Source records:
^^^^^^^^^^^^^^^^

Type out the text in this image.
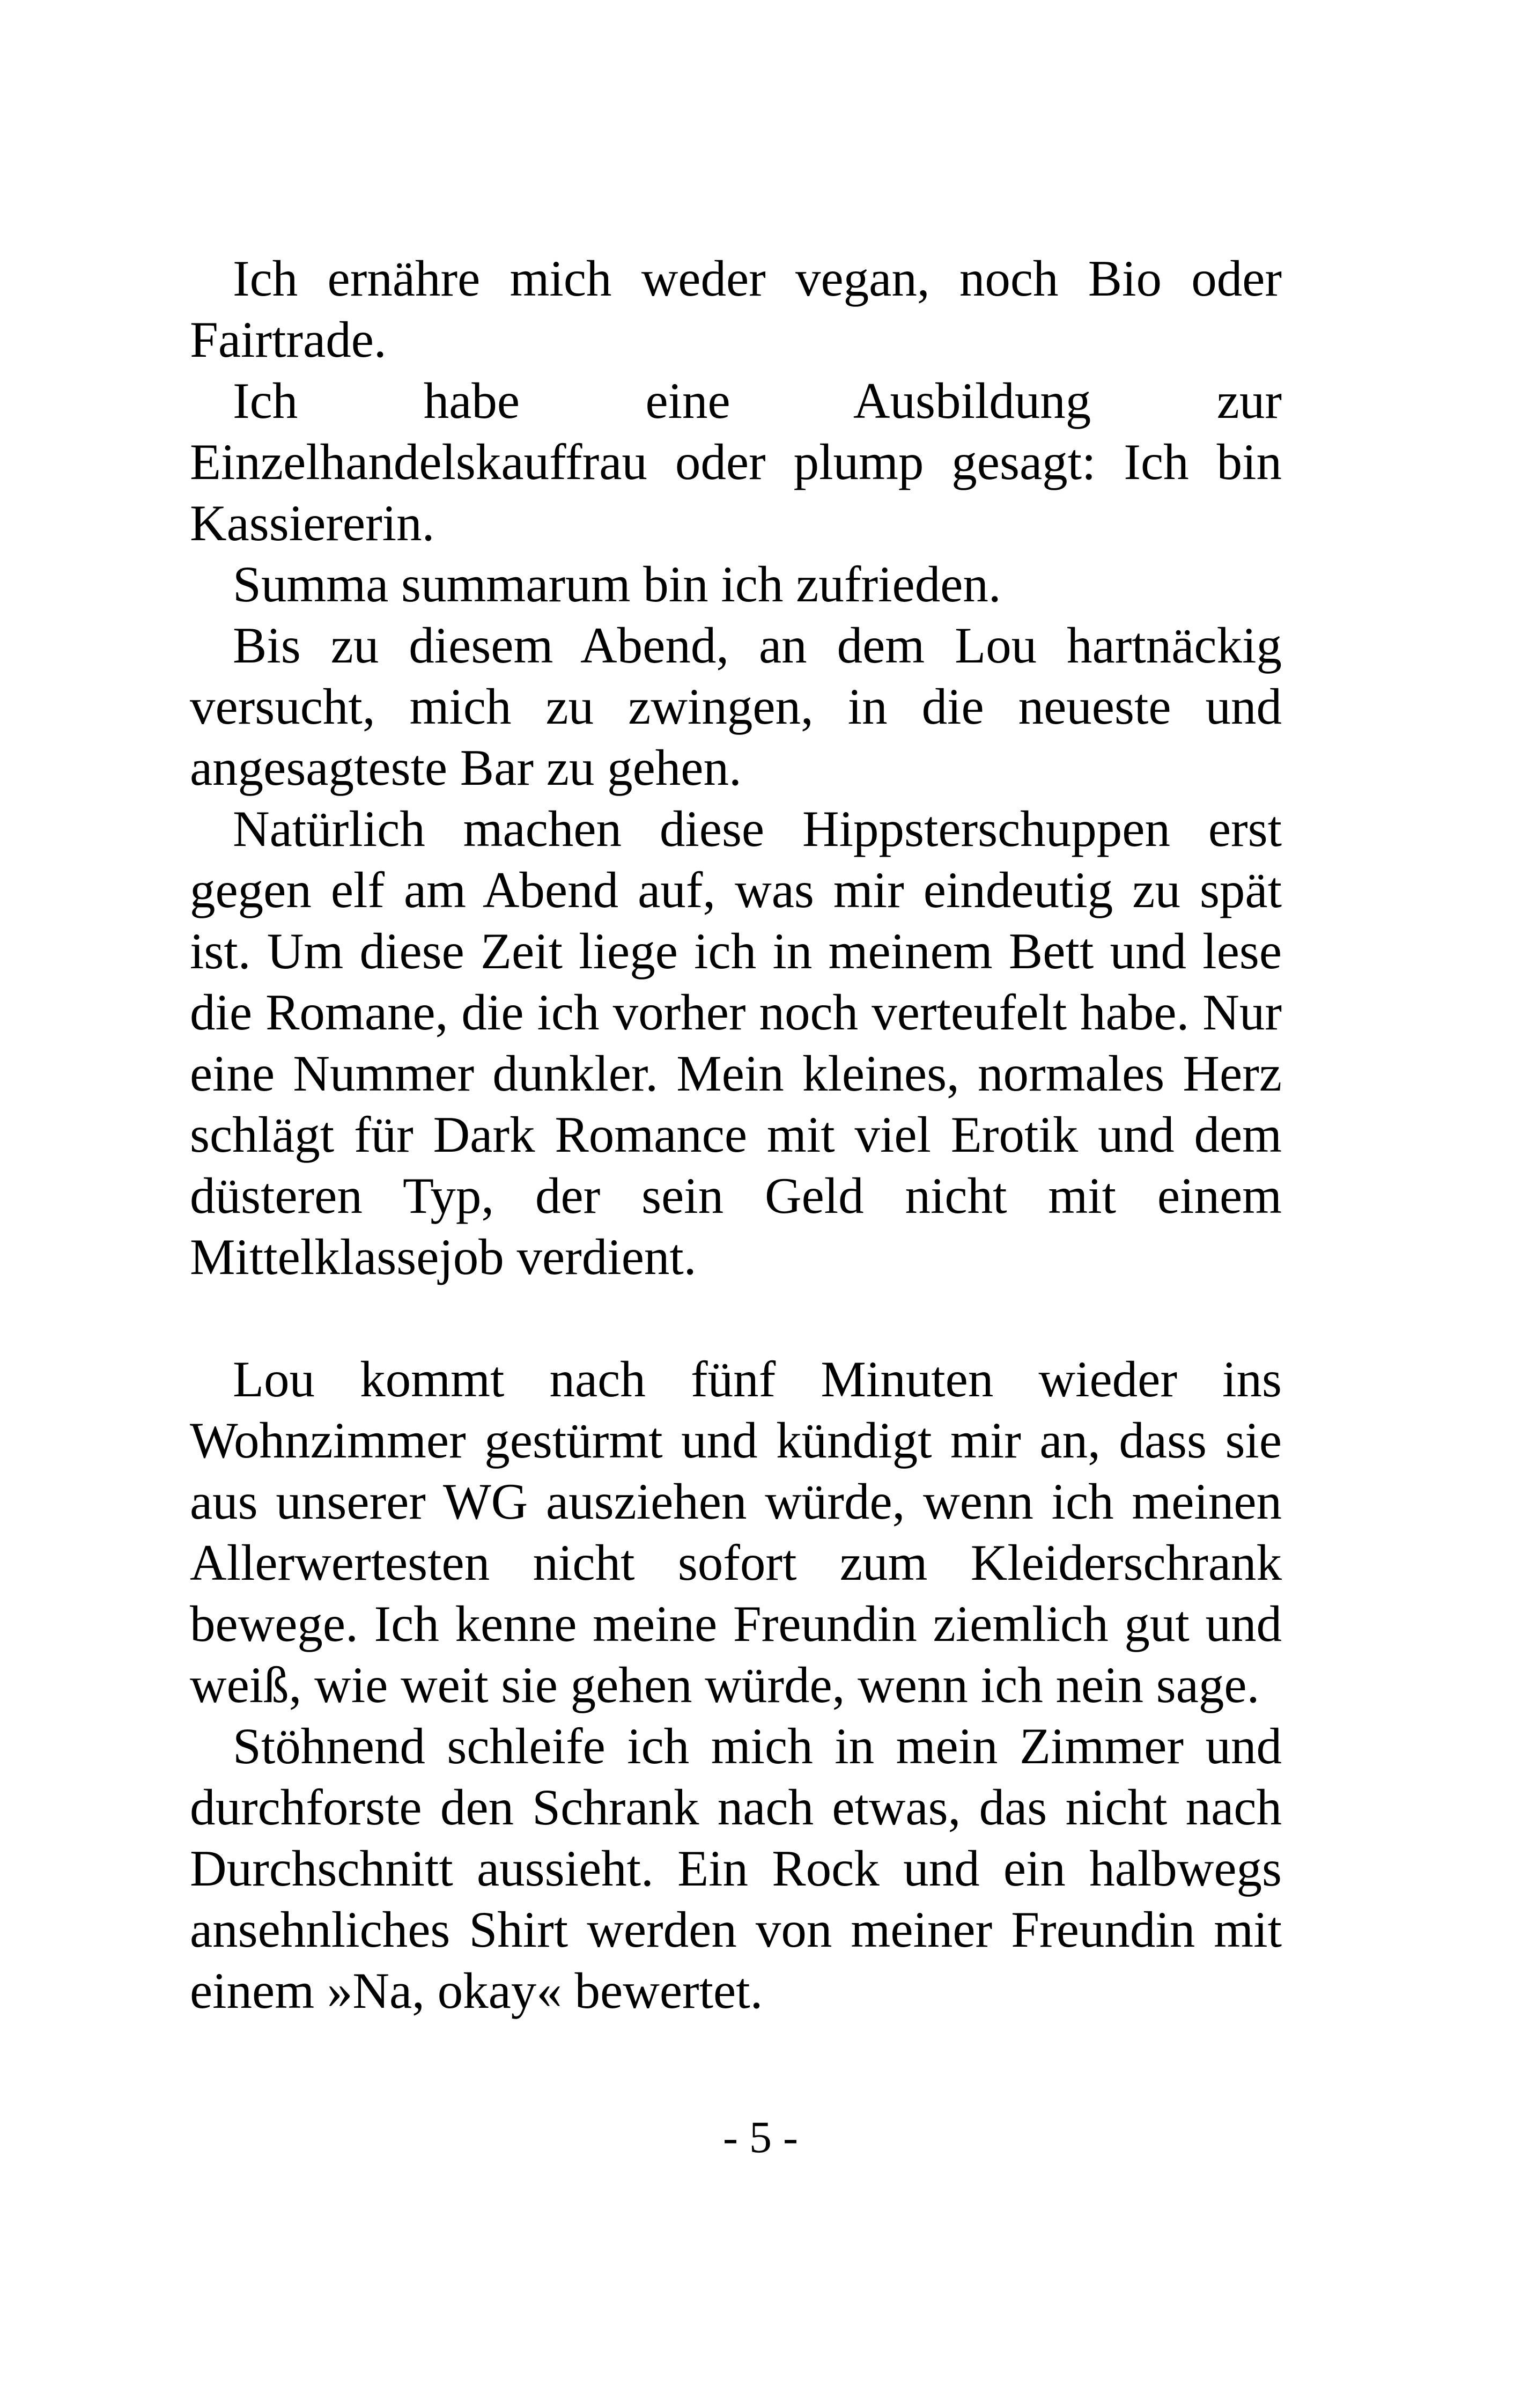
Ich ernähre mich weder vegan, noch Bio oder Fairtrade.

Ich habe eine Ausbildung zur Einzelhandelskauffrau oder plump gesagt: Ich bin Kassiererin.

Summa summarum bin ich zufrieden.

Bis zu diesem Abend, an dem Lou hartnäckig versucht, mich zu zwingen, in die neueste und angesagteste Bar zu gehen.

Natürlich machen diese Hippsterschuppen erst gegen elf am Abend auf, was mir eindeutig zu spät ist. Um diese Zeit liege ich in meinem Bett und lese die Romane, die ich vorher noch verteufelt habe. Nur eine Nummer dunkler. Mein kleines, normales Herz schlägt für Dark Romance mit viel Erotik und dem düsteren Typ, der sein Geld nicht mit einem Mittelklassejob verdient.

Lou kommt nach fünf Minuten wieder ins Wohnzimmer gestürmt und kündigt mir an, dass sie aus unserer WG ausziehen würde, wenn ich meinen Allerwertesten nicht sofort zum Kleiderschrank bewege. Ich kenne meine Freundin ziemlich gut und weiß, wie weit sie gehen würde, wenn ich nein sage.

Stöhnend schleife ich mich in mein Zimmer und durchforste den Schrank nach etwas, das nicht nach Durchschnitt aussieht. Ein Rock und ein halbwegs ansehnliches Shirt werden von meiner Freundin mit einem »Na, okay« bewertet.

- 5 -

^^^^^^^^^^^^^^^^

What you are asked to do:
Exclude the pictures and transcribe all of the entries exactly.

Full solution:
Type out the text in this image.
Ich ernähre mich weder vegan, noch Bio oder Fairtrade.

Ich habe eine Ausbildung zur Einzelhandelskauffrau oder plump gesagt: Ich bin Kassiererin.

Summa summarum bin ich zufrieden.

Bis zu diesem Abend, an dem Lou hartnäckig versucht, mich zu zwingen, in die neueste und angesagteste Bar zu gehen.

Natürlich machen diese Hippsterschuppen erst gegen elf am Abend auf, was mir eindeutig zu spät ist. Um diese Zeit liege ich in meinem Bett und lese die Romane, die ich vorher noch verteufelt habe. Nur eine Nummer dunkler. Mein kleines, normales Herz schlägt für Dark Romance mit viel Erotik und dem düsteren Typ, der sein Geld nicht mit einem Mittelklassejob verdient.

Lou kommt nach fünf Minuten wieder ins Wohnzimmer gestürmt und kündigt mir an, dass sie aus unserer WG ausziehen würde, wenn ich meinen Allerwertesten nicht sofort zum Kleiderschrank bewege. Ich kenne meine Freundin ziemlich gut und weiß, wie weit sie gehen würde, wenn ich nein sage.

Stöhnend schleife ich mich in mein Zimmer und durchforste den Schrank nach etwas, das nicht nach Durchschnitt aussieht. Ein Rock und ein halbwegs ansehnliches Shirt werden von meiner Freundin mit einem »Na, okay« bewertet.

- 5 -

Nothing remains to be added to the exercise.